Recorded data
=======

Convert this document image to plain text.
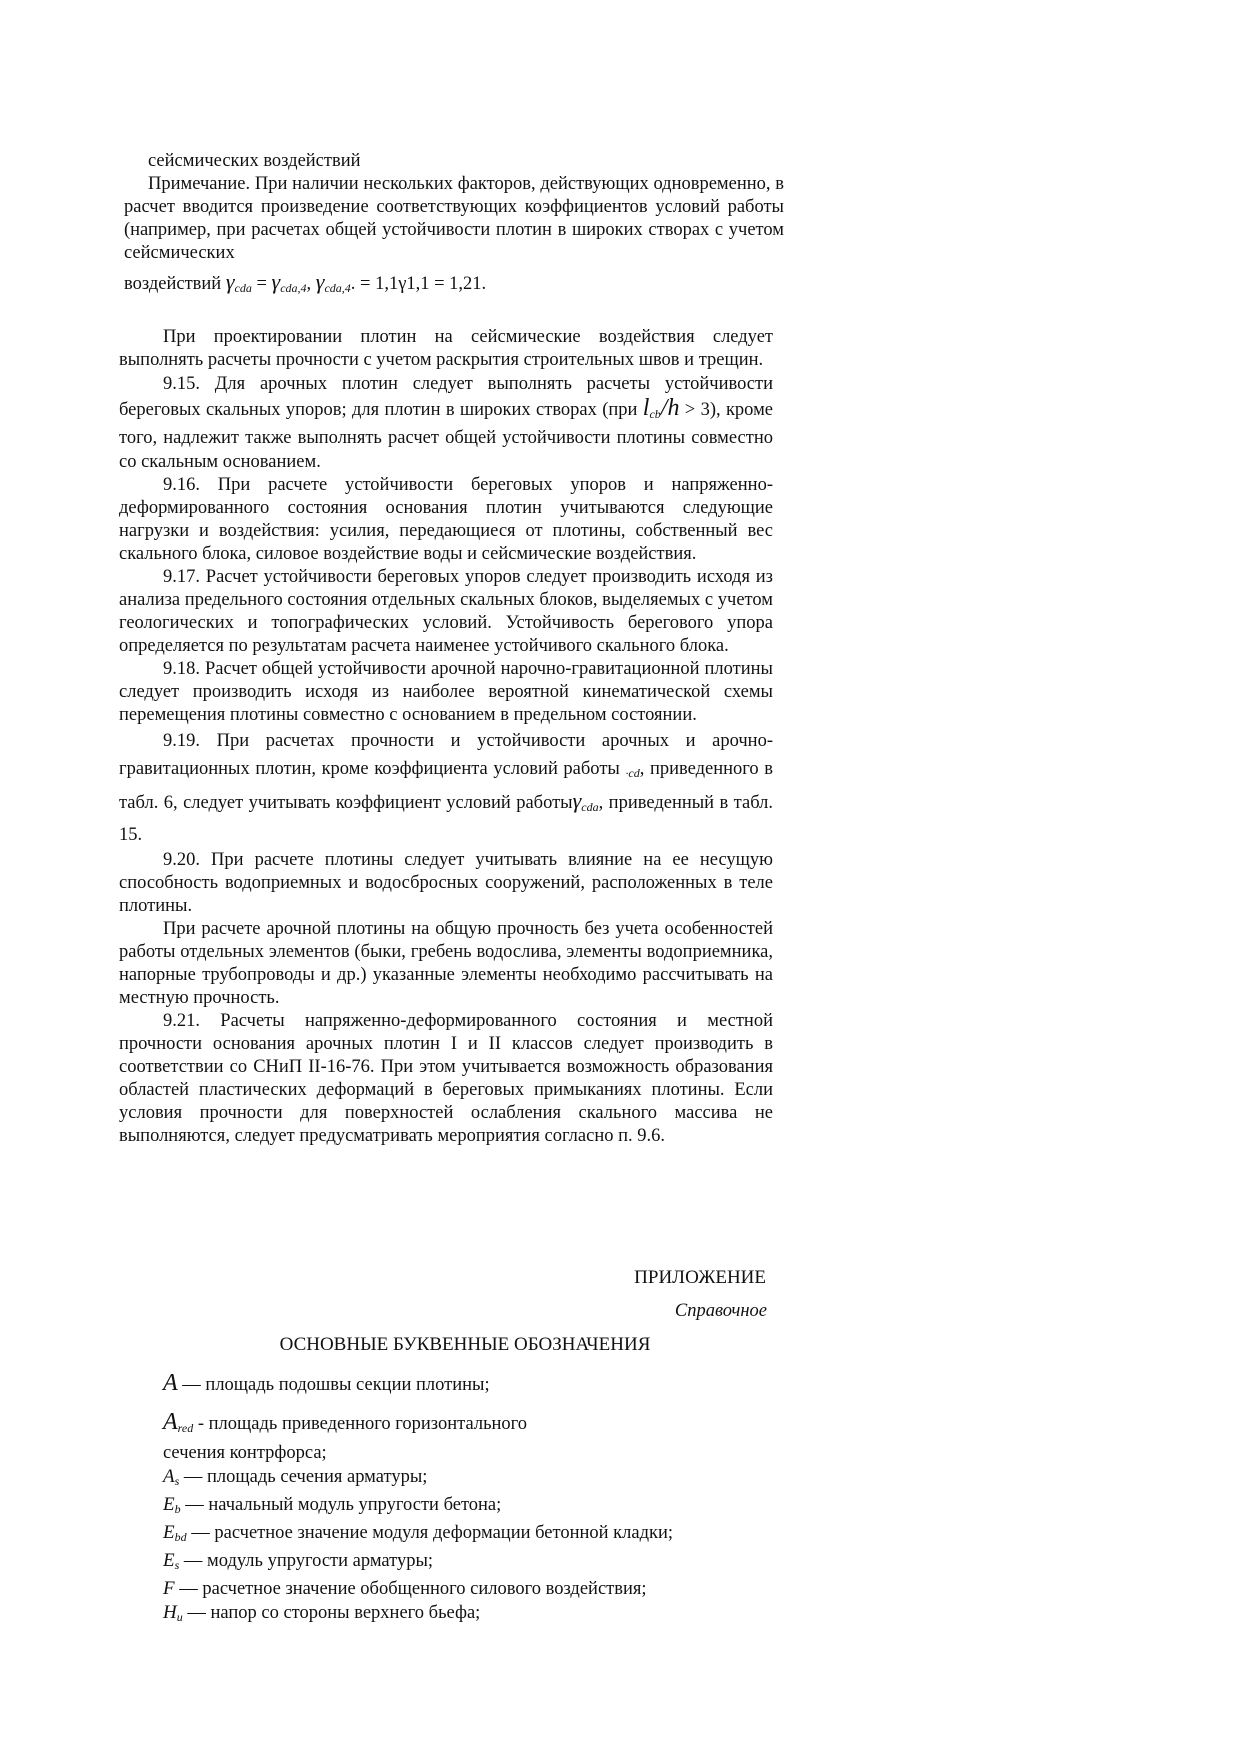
сейсмических воздействий

Примечание. При наличии нескольких факторов, действующих одновременно, в расчет вводится произведение соответствующих коэффициентов условий работы (например, при расчетах общей устойчивости плотин в широких створах с учетом сейсмических

воздействий $\gamma_{cda} = \gamma_{cda,4}$, $\gamma_{cda,4}$. = 1,1γ1,1 = 1,21.

При проектировании плотин на сейсмические воздействия следует выполнять расчеты прочности с учетом раскрытия строительных швов и трещин.

9.15. Для арочных плотин следует выполнять расчеты устойчивости береговых скальных упоров; для плотин в широких створах (при $l_{cb}/h > 3$), кроме того, надлежит также выполнять расчет общей устойчивости плотины совместно со скальным основанием.

9.16. При расчете устойчивости береговых упоров и напряженно-деформированного состояния основания плотин учитываются следующие нагрузки и воздействия: усилия, передающиеся от плотины, собственный вес скального блока, силовое воздействие воды и сейсмические воздействия.

9.17. Расчет устойчивости береговых упоров следует производить исходя из анализа предельного состояния отдельных скальных блоков, выделяемых с учетом геологических и топографических условий. Устойчивость берегового упора определяется по результатам расчета наименее устойчивого скального блока.

9.18. Расчет общей устойчивости арочной нарочно-гравитационной плотины следует производить исходя из наиболее вероятной кинематической схемы перемещения плотины совместно с основанием в предельном состоянии.

9.19. При расчетах прочности и устойчивости арочных и арочно-гравитационных плотин, кроме коэффициента условий работы $_{\cdot cd}$, приведенного в табл. 6, следует учитывать коэффициент условий работыγ$_{cda}$, приведенный в табл. 15.

9.20. При расчете плотины следует учитывать влияние на ее несущую способность водоприемных и водосбросных сооружений, расположенных в теле плотины.

При расчете арочной плотины на общую прочность без учета особенностей работы отдельных элементов (быки, гребень водослива, элементы водоприемника, напорные трубопроводы и др.) указанные элементы необходимо рассчитывать на местную прочность.

9.21. Расчеты напряженно-деформированного состояния и местной прочности основания арочных плотин I и II классов следует производить в соответствии со СНиП II-16-76. При этом учитывается возможность образования областей пластических деформаций в береговых примыканиях плотины. Если условия прочности для поверхностей ослабления скального массива не выполняются, следует предусматривать мероприятия согласно п. 9.6.

ПРИЛОЖЕНИЕ
Справочное
ОСНОВНЫЕ БУКВЕННЫЕ ОБОЗНАЧЕНИЯ

A — площадь подошвы секции плотины;

$A_{red}$ - площадь приведенного горизонтального

сечения контрфорса;

$A_s$ — площадь сечения арматуры;

$E_b$ — начальный модуль упругости бетона;

$E_{bd}$ — расчетное значение модуля деформации бетонной кладки;

$E_s$ — модуль упругости арматуры;

F — расчетное значение обобщенного силового воздействия;

$H_u$ — напор со стороны верхнего бьефа;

=======

Task prompt> Which lines in the records above contain the string "расчетное"? Copy each one.

Final result>
$E_{bd}$ — расчетное значение модуля деформации бетонной кладки;
F — расчетное значение обобщенного силового воздействия;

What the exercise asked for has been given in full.